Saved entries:
┌──

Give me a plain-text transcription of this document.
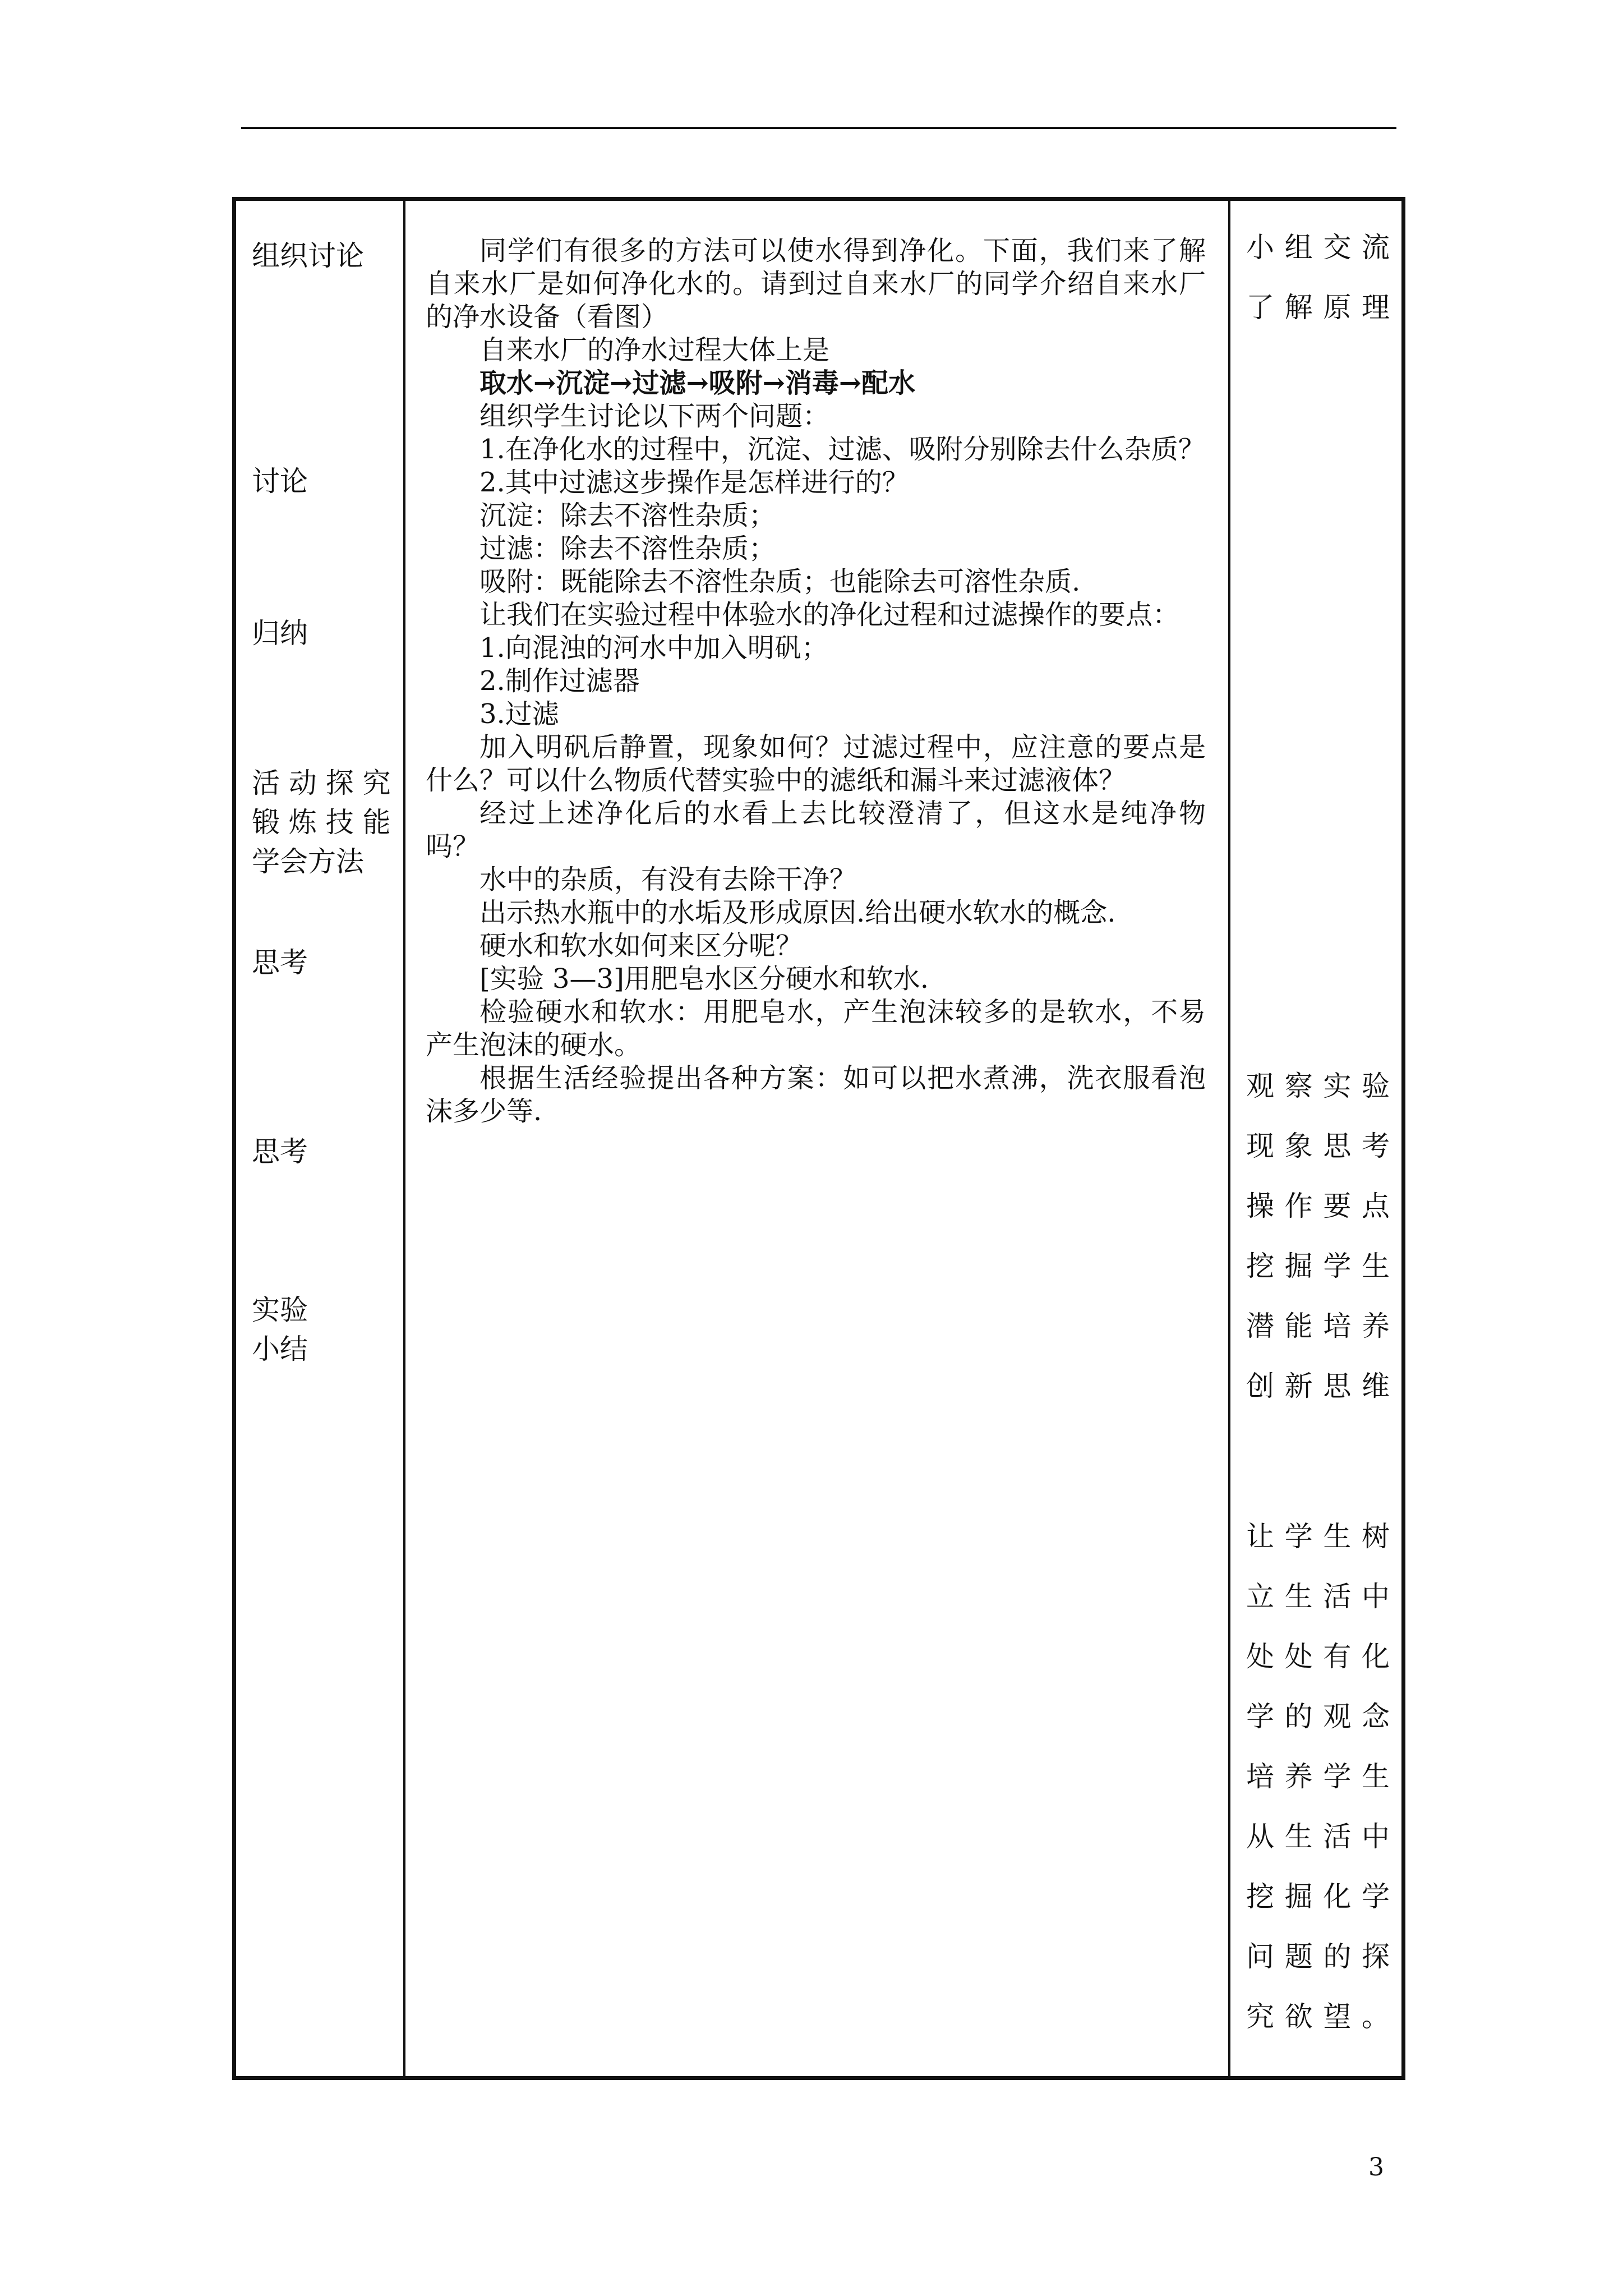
组织讨论
讨论
归纳
活 动 探 究
锻 炼 技 能
学会方法
思考
思考
实验
小结

同学们有很多的方法可以使水得到净化。下面，我们来了解自来水厂是如何净化水的。请到过自来水厂的同学介绍自来水厂的净水设备（看图）

自来水厂的净水过程大体上是

取水→沉淀→过滤→吸附→消毒→配水

组织学生讨论以下两个问题：

1.在净化水的过程中，沉淀、过滤、吸附分别除去什么杂质？

2.其中过滤这步操作是怎样进行的？

沉淀：除去不溶性杂质；

过滤：除去不溶性杂质；

吸附：既能除去不溶性杂质；也能除去可溶性杂质.

让我们在实验过程中体验水的净化过程和过滤操作的要点：

1.向混浊的河水中加入明矾；

2.制作过滤器

3.过滤

加入明矾后静置，现象如何？过滤过程中，应注意的要点是什么？可以什么物质代替实验中的滤纸和漏斗来过滤液体？

经过上述净化后的水看上去比较澄清了，但这水是纯净物吗？

水中的杂质，有没有去除干净？

出示热水瓶中的水垢及形成原因.给出硬水软水的概念.

硬水和软水如何来区分呢？

[实验 3—3]用肥皂水区分硬水和软水.

检验硬水和软水：用肥皂水，产生泡沫较多的是软水，不易产生泡沫的硬水。

根据生活经验提出各种方案：如可以把水煮沸，洗衣服看泡沫多少等.

小组交流
了解原理
观察实验
现象思考
操作要点
挖掘学生
潜能培养
创新思维
让学生树
立生活中
处处有化
学的观念
培养学生
从生活中
挖掘化学
问题的探
究欲望。
3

└──

• _EXERCISE DESCRIPTION_
Reproduce the data above in full, exactly as it is, with the pictures left out.

• _SOLUTION FOR THIS PROBLEM_
Give me a plain-text transcription of this document.
组织讨论
讨论
归纳
活 动 探 究
锻 炼 技 能
学会方法
思考
思考
实验
小结

同学们有很多的方法可以使水得到净化。下面，我们来了解自来水厂是如何净化水的。请到过自来水厂的同学介绍自来水厂的净水设备（看图）

自来水厂的净水过程大体上是

取水→沉淀→过滤→吸附→消毒→配水

组织学生讨论以下两个问题：

1.在净化水的过程中，沉淀、过滤、吸附分别除去什么杂质？

2.其中过滤这步操作是怎样进行的？

沉淀：除去不溶性杂质；

过滤：除去不溶性杂质；

吸附：既能除去不溶性杂质；也能除去可溶性杂质.

让我们在实验过程中体验水的净化过程和过滤操作的要点：

1.向混浊的河水中加入明矾；

2.制作过滤器

3.过滤

加入明矾后静置，现象如何？过滤过程中，应注意的要点是什么？可以什么物质代替实验中的滤纸和漏斗来过滤液体？

经过上述净化后的水看上去比较澄清了，但这水是纯净物吗？

水中的杂质，有没有去除干净？

出示热水瓶中的水垢及形成原因.给出硬水软水的概念.

硬水和软水如何来区分呢？

[实验 3—3]用肥皂水区分硬水和软水.

检验硬水和软水：用肥皂水，产生泡沫较多的是软水，不易产生泡沫的硬水。

根据生活经验提出各种方案：如可以把水煮沸，洗衣服看泡沫多少等.

小组交流
了解原理
观察实验
现象思考
操作要点
挖掘学生
潜能培养
创新思维
让学生树
立生活中
处处有化
学的观念
培养学生
从生活中
挖掘化学
问题的探
究欲望。
3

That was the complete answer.